# START OF SOURCE DATA
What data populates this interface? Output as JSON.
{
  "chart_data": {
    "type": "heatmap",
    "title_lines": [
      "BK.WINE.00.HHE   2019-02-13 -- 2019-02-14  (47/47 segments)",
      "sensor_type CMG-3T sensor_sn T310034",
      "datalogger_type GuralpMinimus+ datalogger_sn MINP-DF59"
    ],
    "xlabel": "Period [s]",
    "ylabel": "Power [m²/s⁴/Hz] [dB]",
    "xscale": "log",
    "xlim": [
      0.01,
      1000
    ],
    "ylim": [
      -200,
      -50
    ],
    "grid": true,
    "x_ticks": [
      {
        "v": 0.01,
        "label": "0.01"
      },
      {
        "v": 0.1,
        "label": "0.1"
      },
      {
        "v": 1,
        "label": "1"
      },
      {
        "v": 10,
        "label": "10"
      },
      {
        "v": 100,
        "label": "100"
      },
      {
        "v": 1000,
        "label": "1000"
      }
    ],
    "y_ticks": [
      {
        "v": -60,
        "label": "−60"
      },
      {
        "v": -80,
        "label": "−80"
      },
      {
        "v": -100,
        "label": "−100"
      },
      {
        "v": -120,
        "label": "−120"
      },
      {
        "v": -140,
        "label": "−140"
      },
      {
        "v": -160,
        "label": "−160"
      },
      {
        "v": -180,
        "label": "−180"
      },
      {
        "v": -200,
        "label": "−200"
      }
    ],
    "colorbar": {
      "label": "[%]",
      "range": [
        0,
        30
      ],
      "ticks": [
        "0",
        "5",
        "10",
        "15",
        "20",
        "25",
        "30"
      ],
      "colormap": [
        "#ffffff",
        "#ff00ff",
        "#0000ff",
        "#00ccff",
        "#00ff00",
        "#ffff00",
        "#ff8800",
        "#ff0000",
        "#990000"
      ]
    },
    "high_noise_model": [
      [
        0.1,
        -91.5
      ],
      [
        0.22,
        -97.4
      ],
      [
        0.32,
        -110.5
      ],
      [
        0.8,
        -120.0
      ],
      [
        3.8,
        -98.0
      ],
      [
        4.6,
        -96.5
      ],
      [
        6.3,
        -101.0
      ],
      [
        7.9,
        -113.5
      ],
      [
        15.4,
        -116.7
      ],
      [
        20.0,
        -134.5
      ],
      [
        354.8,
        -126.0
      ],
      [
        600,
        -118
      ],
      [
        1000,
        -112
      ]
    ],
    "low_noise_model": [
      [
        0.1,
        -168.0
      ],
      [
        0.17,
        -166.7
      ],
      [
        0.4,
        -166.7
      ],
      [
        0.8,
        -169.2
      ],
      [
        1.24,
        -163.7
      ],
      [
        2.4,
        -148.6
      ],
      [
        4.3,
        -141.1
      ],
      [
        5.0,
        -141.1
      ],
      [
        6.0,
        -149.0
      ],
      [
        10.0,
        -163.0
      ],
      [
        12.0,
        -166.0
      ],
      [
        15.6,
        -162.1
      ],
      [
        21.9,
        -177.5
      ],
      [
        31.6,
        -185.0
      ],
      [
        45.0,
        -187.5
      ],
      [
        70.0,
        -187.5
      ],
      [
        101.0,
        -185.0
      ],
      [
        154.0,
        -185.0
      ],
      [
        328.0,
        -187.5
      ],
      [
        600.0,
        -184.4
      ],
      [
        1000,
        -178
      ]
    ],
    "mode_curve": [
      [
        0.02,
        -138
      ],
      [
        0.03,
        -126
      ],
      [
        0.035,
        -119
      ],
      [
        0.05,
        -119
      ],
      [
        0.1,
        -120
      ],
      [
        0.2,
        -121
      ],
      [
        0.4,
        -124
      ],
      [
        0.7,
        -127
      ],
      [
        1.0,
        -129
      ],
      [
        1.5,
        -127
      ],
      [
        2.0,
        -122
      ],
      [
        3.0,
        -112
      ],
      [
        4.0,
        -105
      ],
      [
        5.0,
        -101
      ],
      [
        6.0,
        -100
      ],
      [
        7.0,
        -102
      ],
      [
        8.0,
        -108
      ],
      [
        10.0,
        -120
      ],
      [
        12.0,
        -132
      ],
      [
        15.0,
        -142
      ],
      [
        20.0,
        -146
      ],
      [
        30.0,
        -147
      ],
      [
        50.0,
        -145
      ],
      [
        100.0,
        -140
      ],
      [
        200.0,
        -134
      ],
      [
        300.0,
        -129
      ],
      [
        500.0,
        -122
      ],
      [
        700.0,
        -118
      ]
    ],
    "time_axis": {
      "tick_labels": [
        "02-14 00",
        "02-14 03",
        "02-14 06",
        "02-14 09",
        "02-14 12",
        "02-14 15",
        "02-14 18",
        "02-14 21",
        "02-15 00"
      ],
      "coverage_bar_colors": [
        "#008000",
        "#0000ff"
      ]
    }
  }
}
# END OF SOURCE DATA
→ **DO THIS**
Quote all of the entries verbatim.

→ **EXPECTED OUTPUT**
What data populates this interface? Output as JSON.
{
  "chart_data": {
    "type": "heatmap",
    "title_lines": [
      "BK.WINE.00.HHE   2019-02-13 -- 2019-02-14  (47/47 segments)",
      "sensor_type CMG-3T sensor_sn T310034",
      "datalogger_type GuralpMinimus+ datalogger_sn MINP-DF59"
    ],
    "xlabel": "Period [s]",
    "ylabel": "Power [m²/s⁴/Hz] [dB]",
    "xscale": "log",
    "xlim": [
      0.01,
      1000
    ],
    "ylim": [
      -200,
      -50
    ],
    "grid": true,
    "x_ticks": [
      {
        "v": 0.01,
        "label": "0.01"
      },
      {
        "v": 0.1,
        "label": "0.1"
      },
      {
        "v": 1,
        "label": "1"
      },
      {
        "v": 10,
        "label": "10"
      },
      {
        "v": 100,
        "label": "100"
      },
      {
        "v": 1000,
        "label": "1000"
      }
    ],
    "y_ticks": [
      {
        "v": -60,
        "label": "−60"
      },
      {
        "v": -80,
        "label": "−80"
      },
      {
        "v": -100,
        "label": "−100"
      },
      {
        "v": -120,
        "label": "−120"
      },
      {
        "v": -140,
        "label": "−140"
      },
      {
        "v": -160,
        "label": "−160"
      },
      {
        "v": -180,
        "label": "−180"
      },
      {
        "v": -200,
        "label": "−200"
      }
    ],
    "colorbar": {
      "label": "[%]",
      "range": [
        0,
        30
      ],
      "ticks": [
        "0",
        "5",
        "10",
        "15",
        "20",
        "25",
        "30"
      ],
      "colormap": [
        "#ffffff",
        "#ff00ff",
        "#0000ff",
        "#00ccff",
        "#00ff00",
        "#ffff00",
        "#ff8800",
        "#ff0000",
        "#990000"
      ]
    },
    "high_noise_model": [
      [
        0.1,
        -91.5
      ],
      [
        0.22,
        -97.4
      ],
      [
        0.32,
        -110.5
      ],
      [
        0.8,
        -120.0
      ],
      [
        3.8,
        -98.0
      ],
      [
        4.6,
        -96.5
      ],
      [
        6.3,
        -101.0
      ],
      [
        7.9,
        -113.5
      ],
      [
        15.4,
        -116.7
      ],
      [
        20.0,
        -134.5
      ],
      [
        354.8,
        -126.0
      ],
      [
        600,
        -118
      ],
      [
        1000,
        -112
      ]
    ],
    "low_noise_model": [
      [
        0.1,
        -168.0
      ],
      [
        0.17,
        -166.7
      ],
      [
        0.4,
        -166.7
      ],
      [
        0.8,
        -169.2
      ],
      [
        1.24,
        -163.7
      ],
      [
        2.4,
        -148.6
      ],
      [
        4.3,
        -141.1
      ],
      [
        5.0,
        -141.1
      ],
      [
        6.0,
        -149.0
      ],
      [
        10.0,
        -163.0
      ],
      [
        12.0,
        -166.0
      ],
      [
        15.6,
        -162.1
      ],
      [
        21.9,
        -177.5
      ],
      [
        31.6,
        -185.0
      ],
      [
        45.0,
        -187.5
      ],
      [
        70.0,
        -187.5
      ],
      [
        101.0,
        -185.0
      ],
      [
        154.0,
        -185.0
      ],
      [
        328.0,
        -187.5
      ],
      [
        600.0,
        -184.4
      ],
      [
        1000,
        -178
      ]
    ],
    "mode_curve": [
      [
        0.02,
        -138
      ],
      [
        0.03,
        -126
      ],
      [
        0.035,
        -119
      ],
      [
        0.05,
        -119
      ],
      [
        0.1,
        -120
      ],
      [
        0.2,
        -121
      ],
      [
        0.4,
        -124
      ],
      [
        0.7,
        -127
      ],
      [
        1.0,
        -129
      ],
      [
        1.5,
        -127
      ],
      [
        2.0,
        -122
      ],
      [
        3.0,
        -112
      ],
      [
        4.0,
        -105
      ],
      [
        5.0,
        -101
      ],
      [
        6.0,
        -100
      ],
      [
        7.0,
        -102
      ],
      [
        8.0,
        -108
      ],
      [
        10.0,
        -120
      ],
      [
        12.0,
        -132
      ],
      [
        15.0,
        -142
      ],
      [
        20.0,
        -146
      ],
      [
        30.0,
        -147
      ],
      [
        50.0,
        -145
      ],
      [
        100.0,
        -140
      ],
      [
        200.0,
        -134
      ],
      [
        300.0,
        -129
      ],
      [
        500.0,
        -122
      ],
      [
        700.0,
        -118
      ]
    ],
    "time_axis": {
      "tick_labels": [
        "02-14 00",
        "02-14 03",
        "02-14 06",
        "02-14 09",
        "02-14 12",
        "02-14 15",
        "02-14 18",
        "02-14 21",
        "02-15 00"
      ],
      "coverage_bar_colors": [
        "#008000",
        "#0000ff"
      ]
    }
  }
}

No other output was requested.